■ **WHAT NEEDS TO BE DONE**: Write out only the lines running from the one that contains "What does this" to the end of the material, both ends included.
begin DATA LINES
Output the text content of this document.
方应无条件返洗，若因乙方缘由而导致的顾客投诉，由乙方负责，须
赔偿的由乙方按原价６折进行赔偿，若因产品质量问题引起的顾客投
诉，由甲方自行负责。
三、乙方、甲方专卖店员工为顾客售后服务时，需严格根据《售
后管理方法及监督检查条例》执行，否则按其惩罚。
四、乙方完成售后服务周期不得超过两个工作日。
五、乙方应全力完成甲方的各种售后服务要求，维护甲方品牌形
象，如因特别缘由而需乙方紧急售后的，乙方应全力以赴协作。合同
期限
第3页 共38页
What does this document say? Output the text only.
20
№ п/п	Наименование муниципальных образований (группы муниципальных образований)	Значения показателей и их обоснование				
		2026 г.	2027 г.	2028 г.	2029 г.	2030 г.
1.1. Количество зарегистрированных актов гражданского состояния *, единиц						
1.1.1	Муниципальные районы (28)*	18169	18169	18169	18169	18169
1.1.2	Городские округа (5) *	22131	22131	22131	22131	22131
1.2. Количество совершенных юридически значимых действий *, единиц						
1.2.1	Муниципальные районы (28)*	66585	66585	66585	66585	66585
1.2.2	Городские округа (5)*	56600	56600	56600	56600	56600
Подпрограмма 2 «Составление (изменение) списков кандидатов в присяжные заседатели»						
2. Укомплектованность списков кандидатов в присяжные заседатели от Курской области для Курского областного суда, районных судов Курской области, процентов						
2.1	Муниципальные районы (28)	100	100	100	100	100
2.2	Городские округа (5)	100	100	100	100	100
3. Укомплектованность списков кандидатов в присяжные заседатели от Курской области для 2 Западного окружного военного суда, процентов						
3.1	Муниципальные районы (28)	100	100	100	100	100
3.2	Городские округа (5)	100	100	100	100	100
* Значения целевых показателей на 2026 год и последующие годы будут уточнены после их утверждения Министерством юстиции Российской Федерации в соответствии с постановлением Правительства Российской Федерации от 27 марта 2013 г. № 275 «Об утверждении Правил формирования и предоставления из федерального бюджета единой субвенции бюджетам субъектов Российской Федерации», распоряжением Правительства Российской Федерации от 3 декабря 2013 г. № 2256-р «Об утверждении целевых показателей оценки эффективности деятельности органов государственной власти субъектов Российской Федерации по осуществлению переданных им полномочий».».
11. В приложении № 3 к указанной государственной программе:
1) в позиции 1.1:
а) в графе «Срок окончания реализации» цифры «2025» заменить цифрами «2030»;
end DATA LINES
■ **SOLUTION TO THIS TASK**:
What does this document say? Output the text only.
20
№ п/п	Наименование муниципальных образований (группы муниципальных образований)	Значения показателей и их обоснование				
		2026 г.	2027 г.	2028 г.	2029 г.	2030 г.
1.1. Количество зарегистрированных актов гражданского состояния *, единиц						
1.1.1	Муниципальные районы (28)*	18169	18169	18169	18169	18169
1.1.2	Городские округа (5) *	22131	22131	22131	22131	22131
1.2. Количество совершенных юридически значимых действий *, единиц						
1.2.1	Муниципальные районы (28)*	66585	66585	66585	66585	66585
1.2.2	Городские округа (5)*	56600	56600	56600	56600	56600
Подпрограмма 2 «Составление (изменение) списков кандидатов в присяжные заседатели»						
2. Укомплектованность списков кандидатов в присяжные заседатели от Курской области для Курского областного суда, районных судов Курской области, процентов						
2.1	Муниципальные районы (28)	100	100	100	100	100
2.2	Городские округа (5)	100	100	100	100	100
3. Укомплектованность списков кандидатов в присяжные заседатели от Курской области для 2 Западного окружного военного суда, процентов						
3.1	Муниципальные районы (28)	100	100	100	100	100
3.2	Городские округа (5)	100	100	100	100	100
* Значения целевых показателей на 2026 год и последующие годы будут уточнены после их утверждения Министерством юстиции Российской Федерации в соответствии с постановлением Правительства Российской Федерации от 27 марта 2013 г. № 275 «Об утверждении Правил формирования и предоставления из федерального бюджета единой субвенции бюджетам субъектов Российской Федерации», распоряжением Правительства Российской Федерации от 3 декабря 2013 г. № 2256-р «Об утверждении целевых показателей оценки эффективности деятельности органов государственной власти субъектов Российской Федерации по осуществлению переданных им полномочий».».
11. В приложении № 3 к указанной государственной программе:
1) в позиции 1.1:
а) в графе «Срок окончания реализации» цифры «2025» заменить цифрами «2030»;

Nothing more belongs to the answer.